>> BEGIN Given data
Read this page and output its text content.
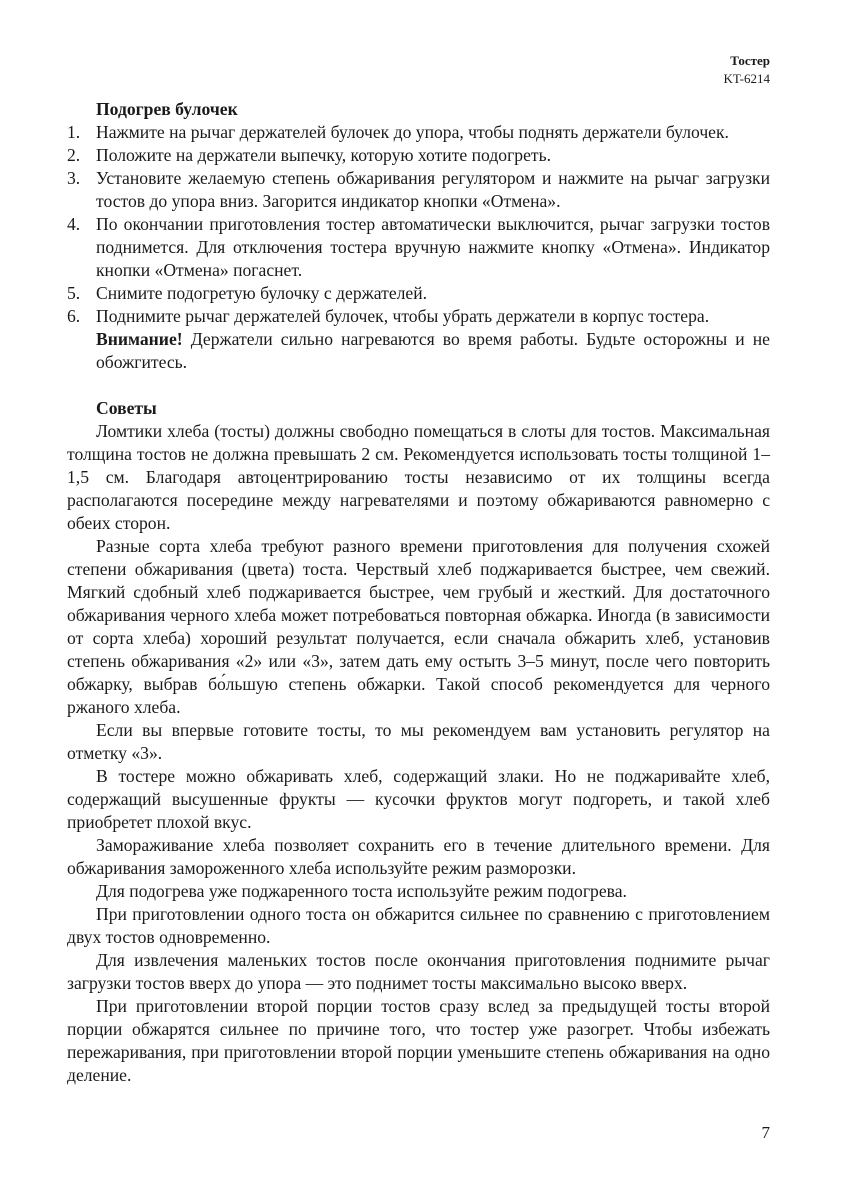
Тостер
KT-6214
Подогрев булочек
1. Нажмите на рычаг держателей булочек до упора, чтобы поднять держатели булочек.
2. Положите на держатели выпечку, которую хотите подогреть.
3. Установите желаемую степень обжаривания регулятором и нажмите на рычаг загрузки тостов до упора вниз. Загорится индикатор кнопки «Отмена».
4. По окончании приготовления тостер автоматически выключится, рычаг загрузки тостов поднимется. Для отключения тостера вручную нажмите кнопку «Отмена». Индикатор кнопки «Отмена» погаснет.
5. Снимите подогретую булочку с держателей.
6. Поднимите рычаг держателей булочек, чтобы убрать держатели в корпус тостера.
Внимание! Держатели сильно нагреваются во время работы. Будьте осторожны и не обожгитесь.
Советы

Ломтики хлеба (тосты) должны свободно помещаться в слоты для тостов. Максимальная толщина тостов не должна превышать 2 см. Рекомендуется использовать тосты толщиной 1–1,5 см. Благодаря автоцентрированию тосты независимо от их толщины всегда располагаются посередине между нагревателями и поэтому обжариваются равномерно с обеих сторон.

Разные сорта хлеба требуют разного времени приготовления для получения схожей степени обжаривания (цвета) тоста. Черствый хлеб поджаривается быстрее, чем свежий. Мягкий сдобный хлеб поджаривается быстрее, чем грубый и жесткий. Для достаточного обжаривания черного хлеба может потребоваться повторная обжарка. Иногда (в зависимости от сорта хлеба) хороший результат получается, если сначала обжарить хлеб, установив степень обжаривания «2» или «3», затем дать ему остыть 3–5 минут, после чего повторить обжарку, выбрав бо́льшую степень обжарки. Такой способ рекомендуется для черного ржаного хлеба.

Если вы впервые готовите тосты, то мы рекомендуем вам установить регулятор на отметку «3».

В тостере можно обжаривать хлеб, содержащий злаки. Но не поджаривайте хлеб, содержащий высушенные фрукты — кусочки фруктов могут подгореть, и такой хлеб приобретет плохой вкус.

Замораживание хлеба позволяет сохранить его в течение длительного времени. Для обжаривания замороженного хлеба используйте режим разморозки.

Для подогрева уже поджаренного тоста используйте режим подогрева.

При приготовлении одного тоста он обжарится сильнее по сравнению с приготовлением двух тостов одновременно.

Для извлечения маленьких тостов после окончания приготовления поднимите рычаг загрузки тостов вверх до упора — это поднимет тосты максимально высоко вверх.

При приготовлении второй порции тостов сразу вслед за предыдущей тосты второй порции обжарятся сильнее по причине того, что тостер уже разогрет. Чтобы избежать пережаривания, при приготовлении второй порции уменьшите степень обжаривания на одно деление.

7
>> END Given data
* **What the task asks**
Determine how many lines of the material include the string "режим". Output only that count.

* **Result of this exercise**
2